Goal
Any pictures in the records below should be skipped; write out everything else exactly.

[Data records]
▼▼▼
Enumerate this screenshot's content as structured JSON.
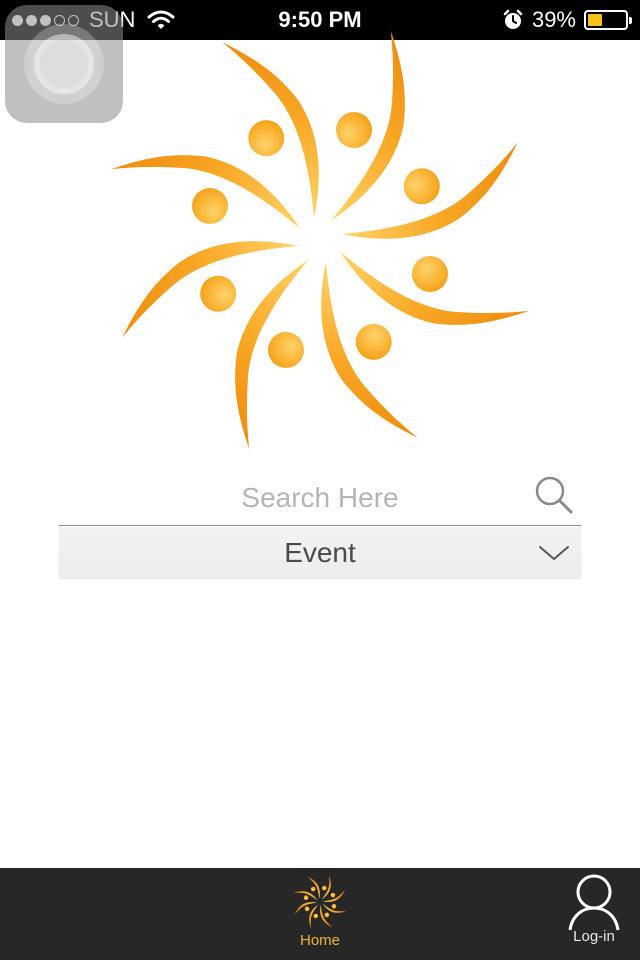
{
  "status_bar": {
    "carrier": "SUN",
    "signal_bars_filled": 3,
    "signal_bars_total": 5,
    "time": "9:50 PM",
    "battery_percent": "39%",
    "battery_level": 0.39,
    "icons": [
      "wifi-icon",
      "alarm-icon",
      "battery-icon"
    ]
  },
  "logo": {
    "icon": "sun-flower-logo",
    "colors": {
      "petal": "#f7a21b",
      "highlight": "#ffd46a"
    }
  },
  "search": {
    "placeholder": "Search Here",
    "value": "",
    "icon": "search-icon"
  },
  "category_select": {
    "selected": "Event",
    "icon": "chevron-down-icon"
  },
  "tab_bar": {
    "tabs": [
      {
        "label": "Home",
        "icon": "sun-flower-icon",
        "active": true,
        "color": "#f0b23a"
      },
      {
        "label": "Log-in",
        "icon": "user-icon",
        "active": false,
        "color": "#e8e8e8"
      }
    ]
  }
}
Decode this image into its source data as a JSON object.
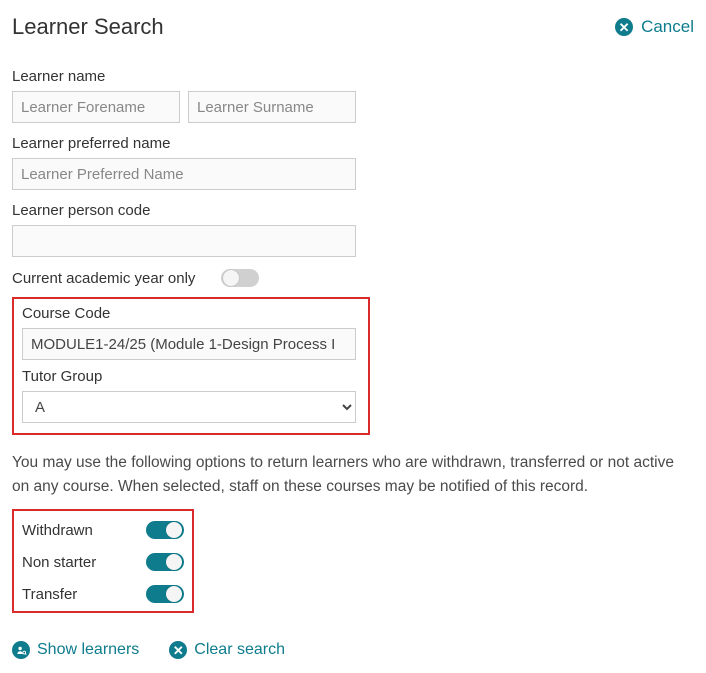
{
  "header": {
    "title": "Learner Search",
    "cancel": "Cancel"
  },
  "fields": {
    "learner_name_label": "Learner name",
    "forename_placeholder": "Learner Forename",
    "surname_placeholder": "Learner Surname",
    "preferred_name_label": "Learner preferred name",
    "preferred_name_placeholder": "Learner Preferred Name",
    "person_code_label": "Learner person code",
    "academic_year_label": "Current academic year only",
    "course_code_label": "Course Code",
    "course_code_value": "MODULE1-24/25 (Module 1-Design Process I",
    "tutor_group_label": "Tutor Group",
    "tutor_group_value": "A"
  },
  "help_text": "You may use the following options to return learners who are withdrawn, transferred or not active on any course. When selected, staff on these courses may be notified of this record.",
  "statuses": {
    "withdrawn": "Withdrawn",
    "non_starter": "Non starter",
    "transfer": "Transfer"
  },
  "actions": {
    "show_learners": "Show learners",
    "clear_search": "Clear search"
  }
}
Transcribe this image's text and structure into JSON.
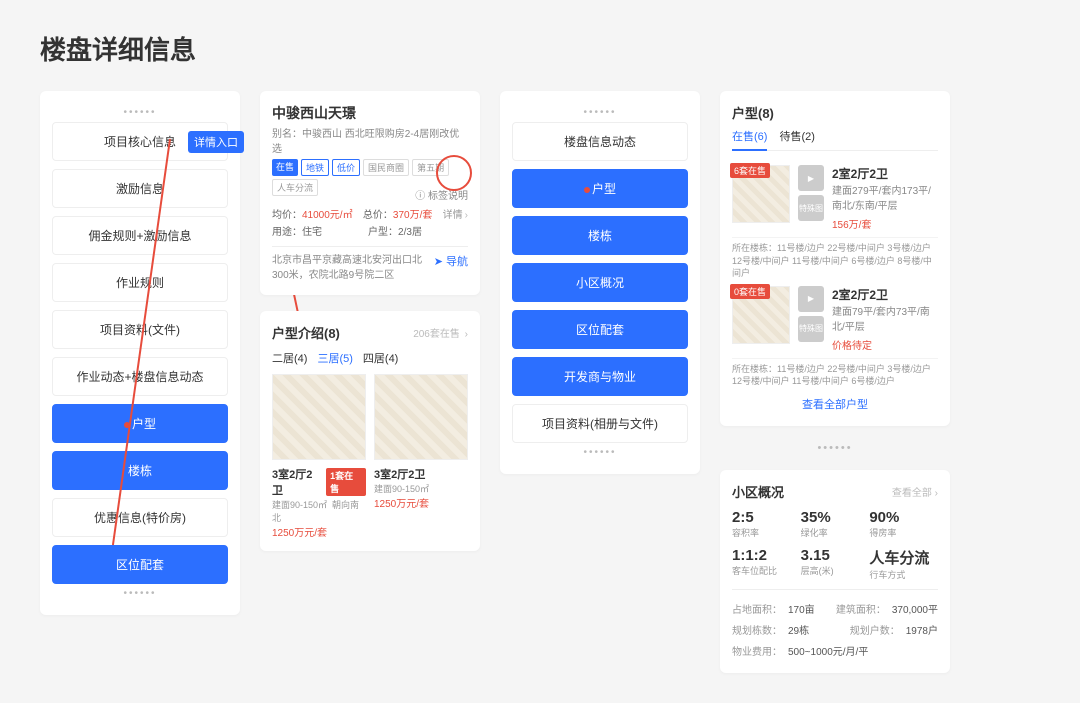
▲▲▲
Result for this task
Enumerate this screenshot's content as structured JSON.
{
  "status_bar": {
    "carrier": "SUN",
    "signal_bars_filled": 3,
    "signal_bars_total": 5,
    "time": "9:50 PM",
    "battery_percent": "39%",
    "battery_level": 0.39,
    "icons": [
      "wifi-icon",
      "alarm-icon",
      "battery-icon"
    ]
  },
  "logo": {
    "icon": "sun-flower-logo",
    "colors": {
      "petal": "#f7a21b",
      "highlight": "#ffd46a"
    }
  },
  "search": {
    "placeholder": "Search Here",
    "value": "",
    "icon": "search-icon"
  },
  "category_select": {
    "selected": "Event",
    "icon": "chevron-down-icon"
  },
  "tab_bar": {
    "tabs": [
      {
        "label": "Home",
        "icon": "sun-flower-icon",
        "active": true,
        "color": "#f0b23a"
      },
      {
        "label": "Log-in",
        "icon": "user-icon",
        "active": false,
        "color": "#e8e8e8"
      }
    ]
  }
}
Decode this image into its source data as a JSON object.
{
  "header": {
    "title": "Learner Search",
    "cancel": "Cancel"
  },
  "fields": {
    "learner_name_label": "Learner name",
    "forename_placeholder": "Learner Forename",
    "surname_placeholder": "Learner Surname",
    "preferred_name_label": "Learner preferred name",
    "preferred_name_placeholder": "Learner Preferred Name",
    "person_code_label": "Learner person code",
    "academic_year_label": "Current academic year only",
    "course_code_label": "Course Code",
    "course_code_value": "MODULE1-24/25 (Module 1-Design Process I",
    "tutor_group_label": "Tutor Group",
    "tutor_group_value": "A"
  },
  "help_text": "You may use the following options to return learners who are withdrawn, transferred or not active on any course. When selected, staff on these courses may be notified of this record.",
  "statuses": {
    "withdrawn": "Withdrawn",
    "non_starter": "Non starter",
    "transfer": "Transfer"
  },
  "actions": {
    "show_learners": "Show learners",
    "clear_search": "Clear search"
  }
}
Transcribe this image's text and structure into JSON.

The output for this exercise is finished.